## Input for this task
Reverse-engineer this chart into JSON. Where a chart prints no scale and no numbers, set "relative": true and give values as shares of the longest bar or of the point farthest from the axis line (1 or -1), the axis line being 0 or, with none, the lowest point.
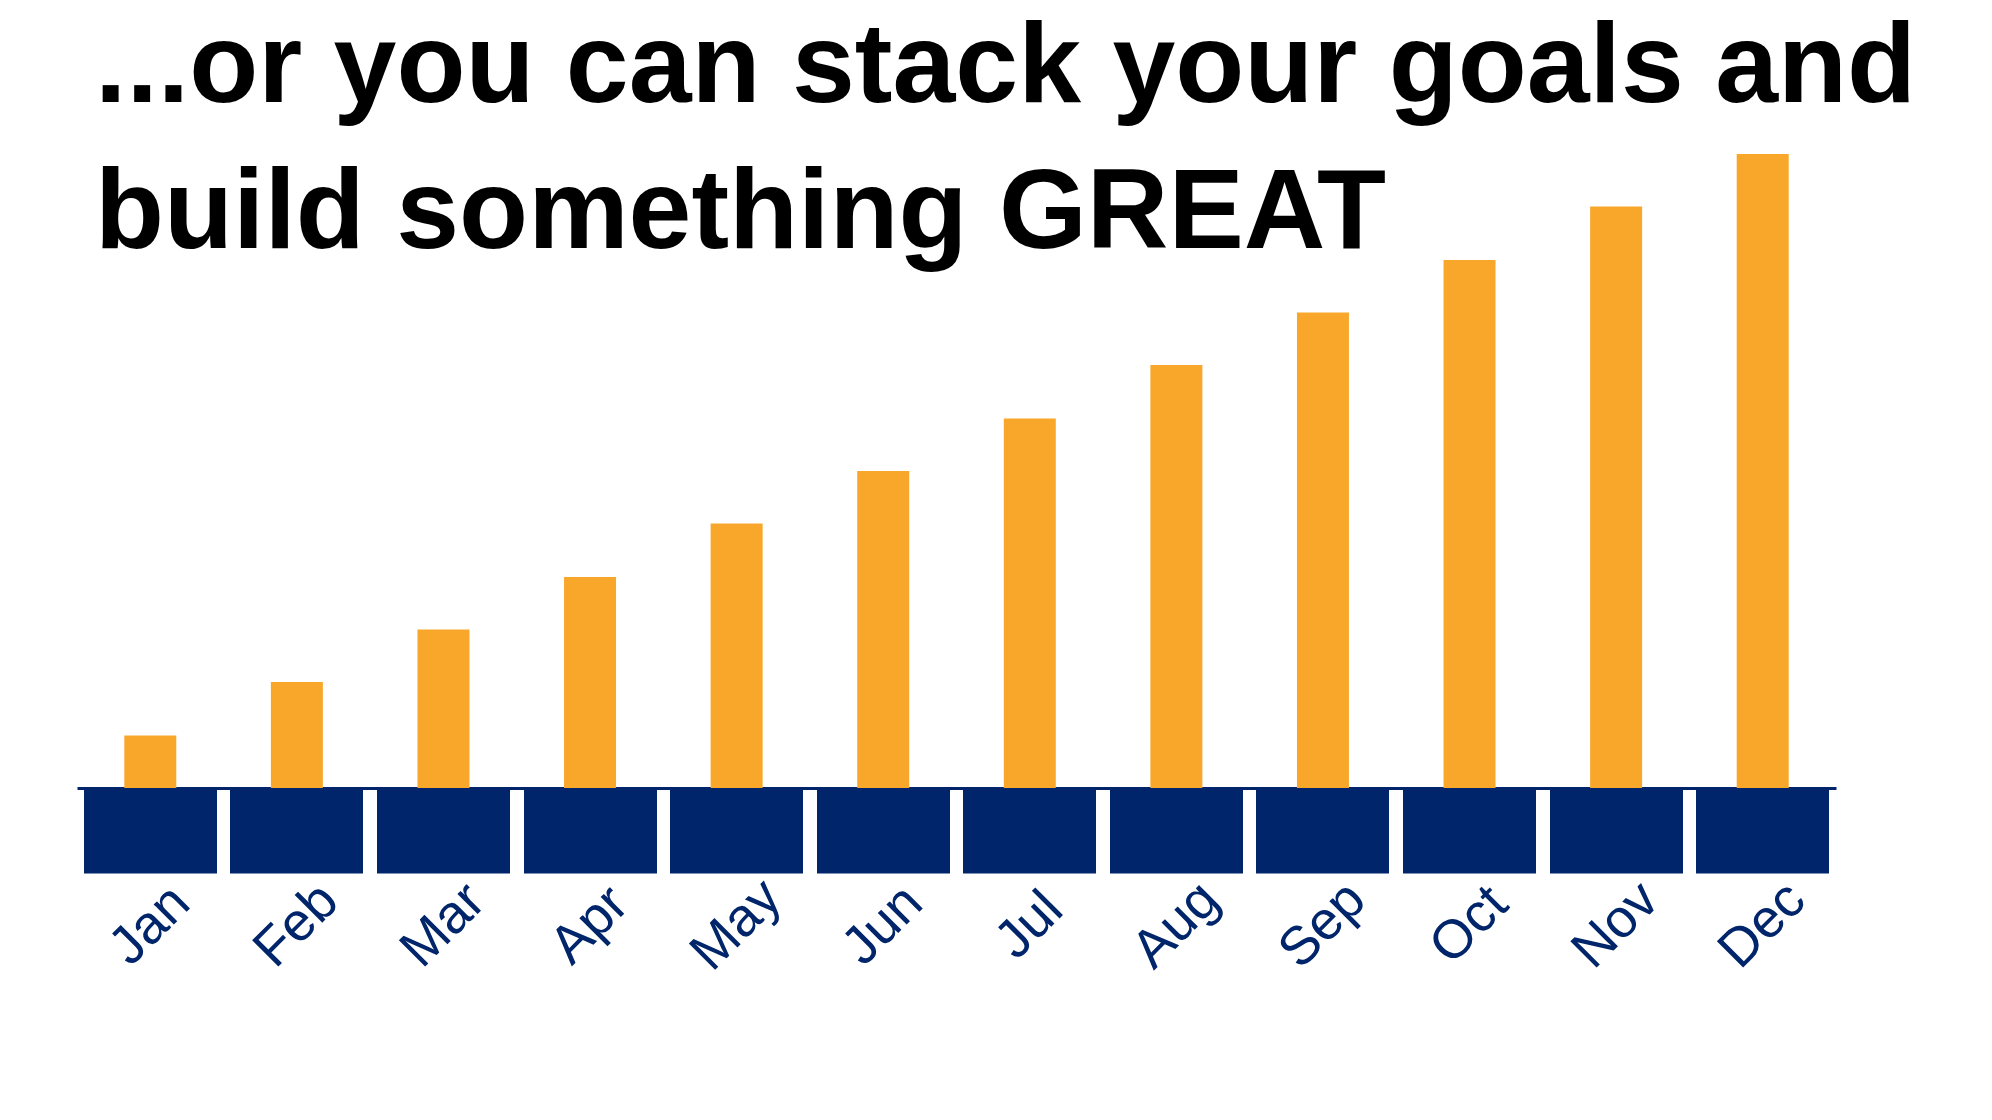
{
  "chart_data": {
    "type": "bar",
    "title": "...or you can stack your goals and build something GREAT",
    "categories": [
      "Jan",
      "Feb",
      "Mar",
      "Apr",
      "May",
      "Jun",
      "Jul",
      "Aug",
      "Sep",
      "Oct",
      "Nov",
      "Dec"
    ],
    "values": [
      0.083,
      0.167,
      0.25,
      0.333,
      0.417,
      0.5,
      0.583,
      0.667,
      0.75,
      0.833,
      0.917,
      1
    ],
    "color": "#f9a72b",
    "relative": true
  }
}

## Job
Reproduce the whole listing word for word, setting aside any pictures.

## Written solution
Reverse-engineer this chart into JSON. Where a chart prints no scale and no numbers, set "relative": true and give values as shares of the longest bar or of the point farthest from the axis line (1 or -1), the axis line being 0 or, with none, the lowest point.
{
  "chart_data": {
    "type": "bar",
    "title": "...or you can stack your goals and build something GREAT",
    "categories": [
      "Jan",
      "Feb",
      "Mar",
      "Apr",
      "May",
      "Jun",
      "Jul",
      "Aug",
      "Sep",
      "Oct",
      "Nov",
      "Dec"
    ],
    "values": [
      0.083,
      0.167,
      0.25,
      0.333,
      0.417,
      0.5,
      0.583,
      0.667,
      0.75,
      0.833,
      0.917,
      1
    ],
    "color": "#f9a72b",
    "relative": true
  }
}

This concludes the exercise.